Collected data
☆ ☆ ☆
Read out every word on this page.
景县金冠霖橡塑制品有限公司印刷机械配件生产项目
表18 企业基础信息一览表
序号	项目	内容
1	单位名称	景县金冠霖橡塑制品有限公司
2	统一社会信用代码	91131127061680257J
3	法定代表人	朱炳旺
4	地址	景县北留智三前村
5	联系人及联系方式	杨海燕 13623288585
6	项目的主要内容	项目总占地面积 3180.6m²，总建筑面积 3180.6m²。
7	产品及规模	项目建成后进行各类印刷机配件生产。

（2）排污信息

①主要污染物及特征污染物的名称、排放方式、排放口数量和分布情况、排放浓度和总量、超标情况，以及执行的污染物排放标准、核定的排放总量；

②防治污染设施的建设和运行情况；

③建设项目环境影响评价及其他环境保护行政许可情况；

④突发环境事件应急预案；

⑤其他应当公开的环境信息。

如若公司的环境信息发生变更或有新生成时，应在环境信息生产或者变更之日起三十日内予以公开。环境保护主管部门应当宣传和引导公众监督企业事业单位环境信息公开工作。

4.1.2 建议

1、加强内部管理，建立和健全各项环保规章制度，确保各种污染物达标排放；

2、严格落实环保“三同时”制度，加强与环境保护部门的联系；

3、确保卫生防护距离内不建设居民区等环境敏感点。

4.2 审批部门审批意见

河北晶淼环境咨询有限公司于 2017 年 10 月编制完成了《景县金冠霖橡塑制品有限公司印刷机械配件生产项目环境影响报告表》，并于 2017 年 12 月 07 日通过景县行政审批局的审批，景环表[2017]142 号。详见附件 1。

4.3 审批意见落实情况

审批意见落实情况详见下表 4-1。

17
☆ ☆ ☆
- [REQUIRED TASK]: Transcribe all lines as written.

- [SOLVED PROBLEM]:
Read out every word on this page.
景县金冠霖橡塑制品有限公司印刷机械配件生产项目
表18 企业基础信息一览表
序号	项目	内容
1	单位名称	景县金冠霖橡塑制品有限公司
2	统一社会信用代码	91131127061680257J
3	法定代表人	朱炳旺
4	地址	景县北留智三前村
5	联系人及联系方式	杨海燕 13623288585
6	项目的主要内容	项目总占地面积 3180.6m²，总建筑面积 3180.6m²。
7	产品及规模	项目建成后进行各类印刷机配件生产。

（2）排污信息

①主要污染物及特征污染物的名称、排放方式、排放口数量和分布情况、排放浓度和总量、超标情况，以及执行的污染物排放标准、核定的排放总量；

②防治污染设施的建设和运行情况；

③建设项目环境影响评价及其他环境保护行政许可情况；

④突发环境事件应急预案；

⑤其他应当公开的环境信息。

如若公司的环境信息发生变更或有新生成时，应在环境信息生产或者变更之日起三十日内予以公开。环境保护主管部门应当宣传和引导公众监督企业事业单位环境信息公开工作。

4.1.2 建议

1、加强内部管理，建立和健全各项环保规章制度，确保各种污染物达标排放；

2、严格落实环保“三同时”制度，加强与环境保护部门的联系；

3、确保卫生防护距离内不建设居民区等环境敏感点。

4.2 审批部门审批意见

河北晶淼环境咨询有限公司于 2017 年 10 月编制完成了《景县金冠霖橡塑制品有限公司印刷机械配件生产项目环境影响报告表》，并于 2017 年 12 月 07 日通过景县行政审批局的审批，景环表[2017]142 号。详见附件 1。

4.3 审批意见落实情况

审批意见落实情况详见下表 4-1。

17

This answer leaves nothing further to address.